------ Provided records

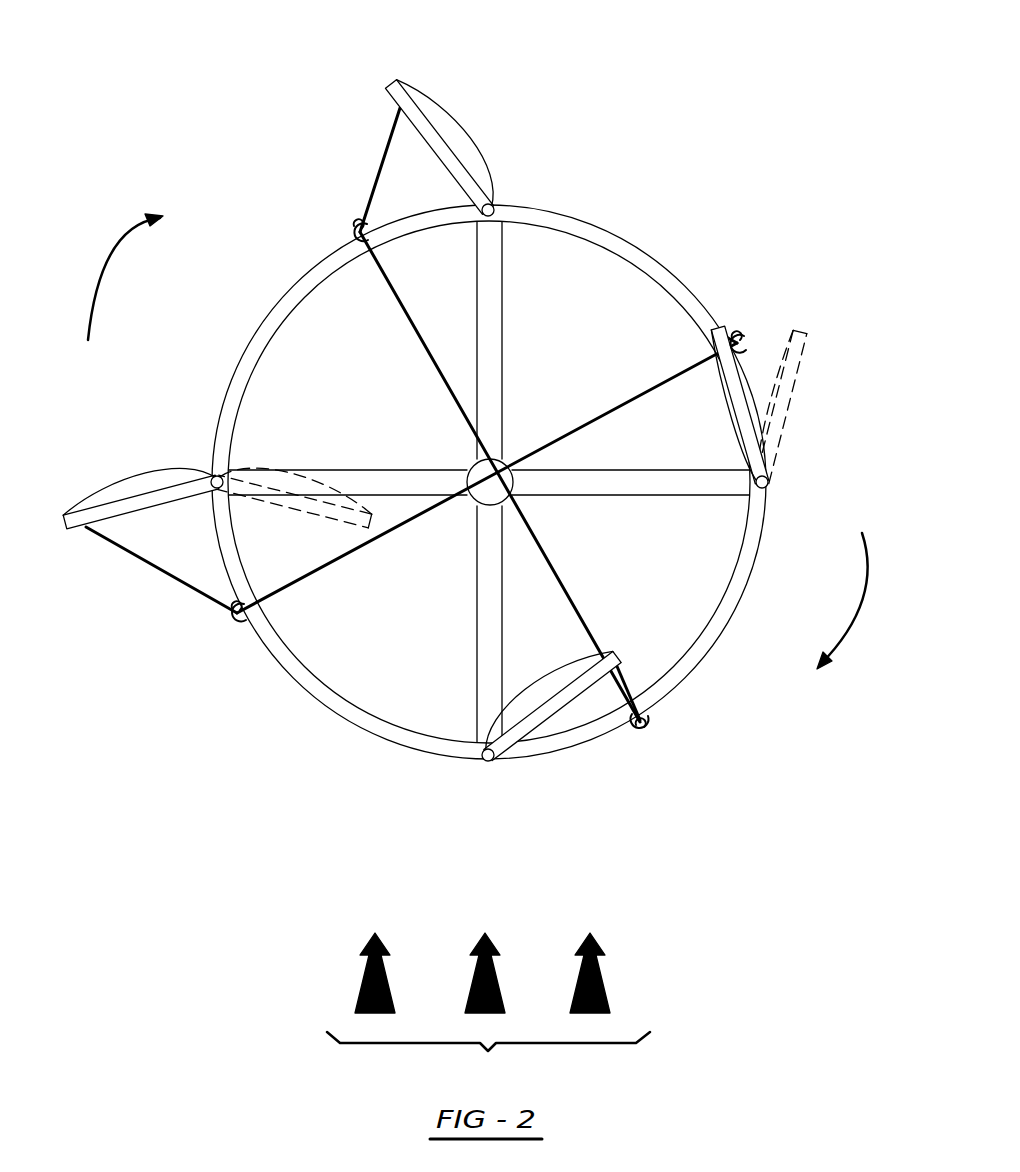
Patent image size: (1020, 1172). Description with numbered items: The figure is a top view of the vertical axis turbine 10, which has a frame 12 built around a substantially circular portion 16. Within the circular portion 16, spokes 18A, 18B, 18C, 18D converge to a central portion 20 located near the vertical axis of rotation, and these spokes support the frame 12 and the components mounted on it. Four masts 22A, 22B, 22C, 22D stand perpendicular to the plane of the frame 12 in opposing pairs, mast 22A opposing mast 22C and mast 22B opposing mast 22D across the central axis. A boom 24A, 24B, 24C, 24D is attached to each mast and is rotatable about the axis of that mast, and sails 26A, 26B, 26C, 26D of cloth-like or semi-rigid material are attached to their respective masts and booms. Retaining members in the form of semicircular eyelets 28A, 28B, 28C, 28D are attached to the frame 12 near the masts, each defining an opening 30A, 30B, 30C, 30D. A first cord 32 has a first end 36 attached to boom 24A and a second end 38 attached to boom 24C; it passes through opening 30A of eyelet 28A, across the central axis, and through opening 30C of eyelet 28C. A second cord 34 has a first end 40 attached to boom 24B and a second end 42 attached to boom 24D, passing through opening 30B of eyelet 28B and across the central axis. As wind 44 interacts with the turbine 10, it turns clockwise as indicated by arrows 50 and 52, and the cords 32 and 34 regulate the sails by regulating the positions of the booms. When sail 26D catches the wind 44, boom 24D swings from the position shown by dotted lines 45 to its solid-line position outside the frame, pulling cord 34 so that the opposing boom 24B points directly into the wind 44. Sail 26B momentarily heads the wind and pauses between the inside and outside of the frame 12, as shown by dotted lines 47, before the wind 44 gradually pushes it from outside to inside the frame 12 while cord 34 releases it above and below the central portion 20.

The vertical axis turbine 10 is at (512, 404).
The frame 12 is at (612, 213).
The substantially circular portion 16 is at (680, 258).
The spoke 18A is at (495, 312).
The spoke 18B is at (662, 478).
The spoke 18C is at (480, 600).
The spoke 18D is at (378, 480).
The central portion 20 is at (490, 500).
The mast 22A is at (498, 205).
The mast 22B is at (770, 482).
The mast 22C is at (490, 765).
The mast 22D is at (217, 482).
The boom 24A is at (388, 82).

------------

(Short exercise): Please turn every line of the rows above into a numbered list, skipping blank lines and leaving out the pictures.

(Full response):
1. Patent image size: (1020, 1172). Description with numbered items: The figure is a top view of the vertical axis turbine 10, which has a frame 12 built around a substantially circular portion 16. Within the circular portion 16, spokes 18A, 18B, 18C, 18D converge to a central portion 20 located near the vertical axis of rotation, and these spokes support the frame 12 and the components mounted on it. Four masts 22A, 22B, 22C, 22D stand perpendicular to the plane of the frame 12 in opposing pairs, mast 22A opposing mast 22C and mast 22B opposing mast 22D across the central axis. A boom 24A, 24B, 24C, 24D is attached to each mast and is rotatable about the axis of that mast, and sails 26A, 26B, 26C, 26D of cloth-like or semi-rigid material are attached to their respective masts and booms. Retaining members in the form of semicircular eyelets 28A, 28B, 28C, 28D are attached to the frame 12 near the masts, each defining an opening 30A, 30B, 30C, 30D. A first cord 32 has a first end 36 attached to boom 24A and a second end 38 attached to boom 24C; it passes through opening 30A of eyelet 28A, across the central axis, and through opening 30C of eyelet 28C. A second cord 34 has a first end 40 attached to boom 24B and a second end 42 attached to boom 24D, passing through opening 30B of eyelet 28B and across the central axis. As wind 44 interacts with the turbine 10, it turns clockwise as indicated by arrows 50 and 52, and the cords 32 and 34 regulate the sails by regulating the positions of the booms. When sail 26D catches the wind 44, boom 24D swings from the position shown by dotted lines 45 to its solid-line position outside the frame, pulling cord 34 so that the opposing boom 24B points directly into the wind 44. Sail 26B momentarily heads the wind and pauses between the inside and outside of the frame 12, as shown by dotted lines 47, before the wind 44 gradually pushes it from outside to inside the frame 12 while cord 34 releases it above and below the central portion 20.
2. The vertical axis turbine 10 is at (512, 404).
3. The frame 12 is at (612, 213).
4. The substantially circular portion 16 is at (680, 258).
5. The spoke 18A is at (495, 312).
6. The spoke 18B is at (662, 478).
7. The spoke 18C is at (480, 600).
8. The spoke 18D is at (378, 480).
9. The central portion 20 is at (490, 500).
10. The mast 22A is at (498, 205).
11. The mast 22B is at (770, 482).
12. The mast 22C is at (490, 765).
13. The mast 22D is at (217, 482).
14. The boom 24A is at (388, 82).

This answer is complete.